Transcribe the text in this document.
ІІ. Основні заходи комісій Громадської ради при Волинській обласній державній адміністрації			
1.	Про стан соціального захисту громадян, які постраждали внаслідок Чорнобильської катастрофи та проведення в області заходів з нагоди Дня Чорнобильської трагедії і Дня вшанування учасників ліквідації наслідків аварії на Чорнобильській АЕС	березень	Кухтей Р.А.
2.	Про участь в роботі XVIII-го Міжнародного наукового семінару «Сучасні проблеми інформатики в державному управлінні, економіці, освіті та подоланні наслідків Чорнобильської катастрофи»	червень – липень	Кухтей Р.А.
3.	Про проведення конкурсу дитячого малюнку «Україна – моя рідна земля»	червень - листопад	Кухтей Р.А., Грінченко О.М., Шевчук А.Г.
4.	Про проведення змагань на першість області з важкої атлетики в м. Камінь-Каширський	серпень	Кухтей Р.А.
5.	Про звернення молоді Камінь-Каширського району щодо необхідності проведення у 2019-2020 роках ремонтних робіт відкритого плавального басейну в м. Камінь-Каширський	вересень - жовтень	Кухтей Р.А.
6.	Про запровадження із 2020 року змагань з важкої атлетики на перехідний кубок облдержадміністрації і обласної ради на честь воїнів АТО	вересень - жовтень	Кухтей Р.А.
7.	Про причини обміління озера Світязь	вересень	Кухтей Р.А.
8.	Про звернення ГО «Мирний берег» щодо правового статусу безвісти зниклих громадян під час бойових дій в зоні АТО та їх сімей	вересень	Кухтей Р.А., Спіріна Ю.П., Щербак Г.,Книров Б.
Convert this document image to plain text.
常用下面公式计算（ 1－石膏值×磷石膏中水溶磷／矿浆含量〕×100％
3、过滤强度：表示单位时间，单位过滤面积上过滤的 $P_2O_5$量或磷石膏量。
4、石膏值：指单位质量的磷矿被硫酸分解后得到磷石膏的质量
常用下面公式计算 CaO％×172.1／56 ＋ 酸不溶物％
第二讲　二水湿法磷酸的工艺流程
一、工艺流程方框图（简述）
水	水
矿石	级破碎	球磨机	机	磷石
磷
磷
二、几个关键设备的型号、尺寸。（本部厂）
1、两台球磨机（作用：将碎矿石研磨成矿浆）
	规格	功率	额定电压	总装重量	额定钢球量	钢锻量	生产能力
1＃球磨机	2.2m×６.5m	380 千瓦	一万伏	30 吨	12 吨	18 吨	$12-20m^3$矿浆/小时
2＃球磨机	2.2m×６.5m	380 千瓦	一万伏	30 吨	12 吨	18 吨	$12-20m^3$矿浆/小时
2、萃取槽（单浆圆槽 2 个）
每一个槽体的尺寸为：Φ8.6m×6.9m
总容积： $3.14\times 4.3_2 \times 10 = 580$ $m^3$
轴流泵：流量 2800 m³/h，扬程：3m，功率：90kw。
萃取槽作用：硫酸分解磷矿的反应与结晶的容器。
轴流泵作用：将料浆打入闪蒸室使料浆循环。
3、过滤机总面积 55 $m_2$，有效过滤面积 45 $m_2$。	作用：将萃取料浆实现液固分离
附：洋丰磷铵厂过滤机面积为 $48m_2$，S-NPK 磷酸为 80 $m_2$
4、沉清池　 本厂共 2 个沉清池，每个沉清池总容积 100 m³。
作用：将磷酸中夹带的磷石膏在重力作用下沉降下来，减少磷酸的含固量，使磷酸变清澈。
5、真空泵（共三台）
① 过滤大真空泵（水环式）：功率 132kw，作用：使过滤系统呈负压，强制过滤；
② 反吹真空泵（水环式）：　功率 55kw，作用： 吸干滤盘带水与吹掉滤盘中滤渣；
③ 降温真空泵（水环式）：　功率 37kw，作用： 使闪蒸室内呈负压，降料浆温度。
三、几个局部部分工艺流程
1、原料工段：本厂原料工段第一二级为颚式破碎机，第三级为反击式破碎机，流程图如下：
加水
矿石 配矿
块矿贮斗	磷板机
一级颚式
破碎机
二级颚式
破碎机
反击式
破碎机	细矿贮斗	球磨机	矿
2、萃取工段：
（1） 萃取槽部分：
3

REQUIREMENT: Could you give again exactly the lines from the line containing "Convert this document image to plain text." through the final line of the data above, and no others?

EXERCISE SOLUTION:
Convert this document image to plain text.
常用下面公式计算（ 1－石膏值×磷石膏中水溶磷／矿浆含量〕×100％
3、过滤强度：表示单位时间，单位过滤面积上过滤的 $P_2O_5$量或磷石膏量。
4、石膏值：指单位质量的磷矿被硫酸分解后得到磷石膏的质量
常用下面公式计算 CaO％×172.1／56 ＋ 酸不溶物％
第二讲　二水湿法磷酸的工艺流程
一、工艺流程方框图（简述）
水	水
矿石	级破碎	球磨机	机	磷石
磷
磷
二、几个关键设备的型号、尺寸。（本部厂）
1、两台球磨机（作用：将碎矿石研磨成矿浆）
	规格	功率	额定电压	总装重量	额定钢球量	钢锻量	生产能力
1＃球磨机	2.2m×６.5m	380 千瓦	一万伏	30 吨	12 吨	18 吨	$12-20m^3$矿浆/小时
2＃球磨机	2.2m×６.5m	380 千瓦	一万伏	30 吨	12 吨	18 吨	$12-20m^3$矿浆/小时
2、萃取槽（单浆圆槽 2 个）
每一个槽体的尺寸为：Φ8.6m×6.9m
总容积： $3.14\times 4.3_2 \times 10 = 580$ $m^3$
轴流泵：流量 2800 m³/h，扬程：3m，功率：90kw。
萃取槽作用：硫酸分解磷矿的反应与结晶的容器。
轴流泵作用：将料浆打入闪蒸室使料浆循环。
3、过滤机总面积 55 $m_2$，有效过滤面积 45 $m_2$。	作用：将萃取料浆实现液固分离
附：洋丰磷铵厂过滤机面积为 $48m_2$，S-NPK 磷酸为 80 $m_2$
4、沉清池　 本厂共 2 个沉清池，每个沉清池总容积 100 m³。
作用：将磷酸中夹带的磷石膏在重力作用下沉降下来，减少磷酸的含固量，使磷酸变清澈。
5、真空泵（共三台）
① 过滤大真空泵（水环式）：功率 132kw，作用：使过滤系统呈负压，强制过滤；
② 反吹真空泵（水环式）：　功率 55kw，作用： 吸干滤盘带水与吹掉滤盘中滤渣；
③ 降温真空泵（水环式）：　功率 37kw，作用： 使闪蒸室内呈负压，降料浆温度。
三、几个局部部分工艺流程
1、原料工段：本厂原料工段第一二级为颚式破碎机，第三级为反击式破碎机，流程图如下：
加水
矿石 配矿
块矿贮斗	磷板机
一级颚式
破碎机
二级颚式
破碎机
反击式
破碎机	细矿贮斗	球磨机	矿
2、萃取工段：
（1） 萃取槽部分：
3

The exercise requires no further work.